(Page segmentation data)
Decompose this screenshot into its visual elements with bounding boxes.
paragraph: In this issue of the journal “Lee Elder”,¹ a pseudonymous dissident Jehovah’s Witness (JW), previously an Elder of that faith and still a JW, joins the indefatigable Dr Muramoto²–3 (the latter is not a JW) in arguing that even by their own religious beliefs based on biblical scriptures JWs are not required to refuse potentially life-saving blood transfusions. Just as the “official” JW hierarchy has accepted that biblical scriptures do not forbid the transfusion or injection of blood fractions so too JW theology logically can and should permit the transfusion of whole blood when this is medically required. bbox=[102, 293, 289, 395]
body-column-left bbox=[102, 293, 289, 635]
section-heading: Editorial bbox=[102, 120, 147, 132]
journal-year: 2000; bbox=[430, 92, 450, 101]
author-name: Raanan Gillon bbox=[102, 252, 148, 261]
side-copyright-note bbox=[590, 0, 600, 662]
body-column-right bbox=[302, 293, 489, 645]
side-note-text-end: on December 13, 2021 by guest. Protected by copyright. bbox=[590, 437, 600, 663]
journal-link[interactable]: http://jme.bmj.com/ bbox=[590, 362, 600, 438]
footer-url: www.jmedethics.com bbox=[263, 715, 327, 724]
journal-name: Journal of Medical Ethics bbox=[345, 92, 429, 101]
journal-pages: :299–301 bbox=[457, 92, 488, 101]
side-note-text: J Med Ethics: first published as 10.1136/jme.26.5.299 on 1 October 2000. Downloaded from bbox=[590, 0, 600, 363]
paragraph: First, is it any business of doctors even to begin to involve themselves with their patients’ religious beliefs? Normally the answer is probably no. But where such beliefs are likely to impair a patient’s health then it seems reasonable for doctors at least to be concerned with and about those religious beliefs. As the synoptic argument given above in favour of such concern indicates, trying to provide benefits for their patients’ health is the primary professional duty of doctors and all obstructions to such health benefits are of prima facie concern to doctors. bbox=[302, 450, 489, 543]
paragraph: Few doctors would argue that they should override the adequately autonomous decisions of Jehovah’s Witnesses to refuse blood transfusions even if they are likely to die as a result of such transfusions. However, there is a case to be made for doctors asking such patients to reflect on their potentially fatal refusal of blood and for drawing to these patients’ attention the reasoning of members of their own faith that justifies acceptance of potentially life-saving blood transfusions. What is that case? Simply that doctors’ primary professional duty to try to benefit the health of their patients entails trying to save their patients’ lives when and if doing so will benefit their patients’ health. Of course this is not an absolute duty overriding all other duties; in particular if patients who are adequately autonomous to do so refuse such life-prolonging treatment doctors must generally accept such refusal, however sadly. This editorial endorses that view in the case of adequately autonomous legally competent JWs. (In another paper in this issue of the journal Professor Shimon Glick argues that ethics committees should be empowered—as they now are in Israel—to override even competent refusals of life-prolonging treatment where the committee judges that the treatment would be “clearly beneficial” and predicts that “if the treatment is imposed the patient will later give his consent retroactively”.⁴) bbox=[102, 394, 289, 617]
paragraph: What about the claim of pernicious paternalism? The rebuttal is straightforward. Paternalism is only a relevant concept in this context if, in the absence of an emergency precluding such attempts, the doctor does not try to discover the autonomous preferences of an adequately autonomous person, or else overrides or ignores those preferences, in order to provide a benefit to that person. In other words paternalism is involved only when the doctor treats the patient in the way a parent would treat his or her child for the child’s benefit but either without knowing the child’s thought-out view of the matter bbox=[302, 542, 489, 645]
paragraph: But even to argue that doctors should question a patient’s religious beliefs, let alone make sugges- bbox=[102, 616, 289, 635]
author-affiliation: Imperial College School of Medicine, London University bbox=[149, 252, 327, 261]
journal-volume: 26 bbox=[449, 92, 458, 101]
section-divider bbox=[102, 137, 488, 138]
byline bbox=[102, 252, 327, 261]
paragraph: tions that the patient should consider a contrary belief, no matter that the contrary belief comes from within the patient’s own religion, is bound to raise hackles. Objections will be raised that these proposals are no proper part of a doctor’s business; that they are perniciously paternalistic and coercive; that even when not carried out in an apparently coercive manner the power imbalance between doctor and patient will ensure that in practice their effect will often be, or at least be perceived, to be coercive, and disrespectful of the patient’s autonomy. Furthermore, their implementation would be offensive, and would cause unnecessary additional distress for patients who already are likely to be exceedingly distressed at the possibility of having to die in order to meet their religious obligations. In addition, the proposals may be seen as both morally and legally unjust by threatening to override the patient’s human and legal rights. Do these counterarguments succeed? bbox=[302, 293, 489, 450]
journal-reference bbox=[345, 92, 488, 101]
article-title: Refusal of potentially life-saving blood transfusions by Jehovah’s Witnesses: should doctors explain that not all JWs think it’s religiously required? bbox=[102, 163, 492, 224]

» WHAT THE TASK REQUIRES
Print the data above exactly.

» RESULT OF THE TASK
Decompose this screenshot into its visual elements with bounding boxes.
paragraph: In this issue of the journal “Lee Elder”,¹ a pseudonymous dissident Jehovah’s Witness (JW), previously an Elder of that faith and still a JW, joins the indefatigable Dr Muramoto²–3 (the latter is not a JW) in arguing that even by their own religious beliefs based on biblical scriptures JWs are not required to refuse potentially life-saving blood transfusions. Just as the “official” JW hierarchy has accepted that biblical scriptures do not forbid the transfusion or injection of blood fractions so too JW theology logically can and should permit the transfusion of whole blood when this is medically required. bbox=[102, 293, 289, 395]
body-column-left bbox=[102, 293, 289, 635]
section-heading: Editorial bbox=[102, 120, 147, 132]
journal-year: 2000; bbox=[430, 92, 450, 101]
author-name: Raanan Gillon bbox=[102, 252, 148, 261]
side-copyright-note bbox=[590, 0, 600, 662]
body-column-right bbox=[302, 293, 489, 645]
side-note-text-end: on December 13, 2021 by guest. Protected by copyright. bbox=[590, 437, 600, 663]
journal-link[interactable]: http://jme.bmj.com/ bbox=[590, 362, 600, 438]
footer-url: www.jmedethics.com bbox=[263, 715, 327, 724]
journal-name: Journal of Medical Ethics bbox=[345, 92, 429, 101]
journal-pages: :299–301 bbox=[457, 92, 488, 101]
side-note-text: J Med Ethics: first published as 10.1136/jme.26.5.299 on 1 October 2000. Downloaded from bbox=[590, 0, 600, 363]
paragraph: First, is it any business of doctors even to begin to involve themselves with their patients’ religious beliefs? Normally the answer is probably no. But where such beliefs are likely to impair a patient’s health then it seems reasonable for doctors at least to be concerned with and about those religious beliefs. As the synoptic argument given above in favour of such concern indicates, trying to provide benefits for their patients’ health is the primary professional duty of doctors and all obstructions to such health benefits are of prima facie concern to doctors. bbox=[302, 450, 489, 543]
paragraph: Few doctors would argue that they should override the adequately autonomous decisions of Jehovah’s Witnesses to refuse blood transfusions even if they are likely to die as a result of such transfusions. However, there is a case to be made for doctors asking such patients to reflect on their potentially fatal refusal of blood and for drawing to these patients’ attention the reasoning of members of their own faith that justifies acceptance of potentially life-saving blood transfusions. What is that case? Simply that doctors’ primary professional duty to try to benefit the health of their patients entails trying to save their patients’ lives when and if doing so will benefit their patients’ health. Of course this is not an absolute duty overriding all other duties; in particular if patients who are adequately autonomous to do so refuse such life-prolonging treatment doctors must generally accept such refusal, however sadly. This editorial endorses that view in the case of adequately autonomous legally competent JWs. (In another paper in this issue of the journal Professor Shimon Glick argues that ethics committees should be empowered—as they now are in Israel—to override even competent refusals of life-prolonging treatment where the committee judges that the treatment would be “clearly beneficial” and predicts that “if the treatment is imposed the patient will later give his consent retroactively”.⁴) bbox=[102, 394, 289, 617]
paragraph: What about the claim of pernicious paternalism? The rebuttal is straightforward. Paternalism is only a relevant concept in this context if, in the absence of an emergency precluding such attempts, the doctor does not try to discover the autonomous preferences of an adequately autonomous person, or else overrides or ignores those preferences, in order to provide a benefit to that person. In other words paternalism is involved only when the doctor treats the patient in the way a parent would treat his or her child for the child’s benefit but either without knowing the child’s thought-out view of the matter bbox=[302, 542, 489, 645]
paragraph: But even to argue that doctors should question a patient’s religious beliefs, let alone make sugges- bbox=[102, 616, 289, 635]
author-affiliation: Imperial College School of Medicine, London University bbox=[149, 252, 327, 261]
journal-volume: 26 bbox=[449, 92, 458, 101]
section-divider bbox=[102, 137, 488, 138]
byline bbox=[102, 252, 327, 261]
paragraph: tions that the patient should consider a contrary belief, no matter that the contrary belief comes from within the patient’s own religion, is bound to raise hackles. Objections will be raised that these proposals are no proper part of a doctor’s business; that they are perniciously paternalistic and coercive; that even when not carried out in an apparently coercive manner the power imbalance between doctor and patient will ensure that in practice their effect will often be, or at least be perceived, to be coercive, and disrespectful of the patient’s autonomy. Furthermore, their implementation would be offensive, and would cause unnecessary additional distress for patients who already are likely to be exceedingly distressed at the possibility of having to die in order to meet their religious obligations. In addition, the proposals may be seen as both morally and legally unjust by threatening to override the patient’s human and legal rights. Do these counterarguments succeed? bbox=[302, 293, 489, 450]
journal-reference bbox=[345, 92, 488, 101]
article-title: Refusal of potentially life-saving blood transfusions by Jehovah’s Witnesses: should doctors explain that not all JWs think it’s religiously required? bbox=[102, 163, 492, 224]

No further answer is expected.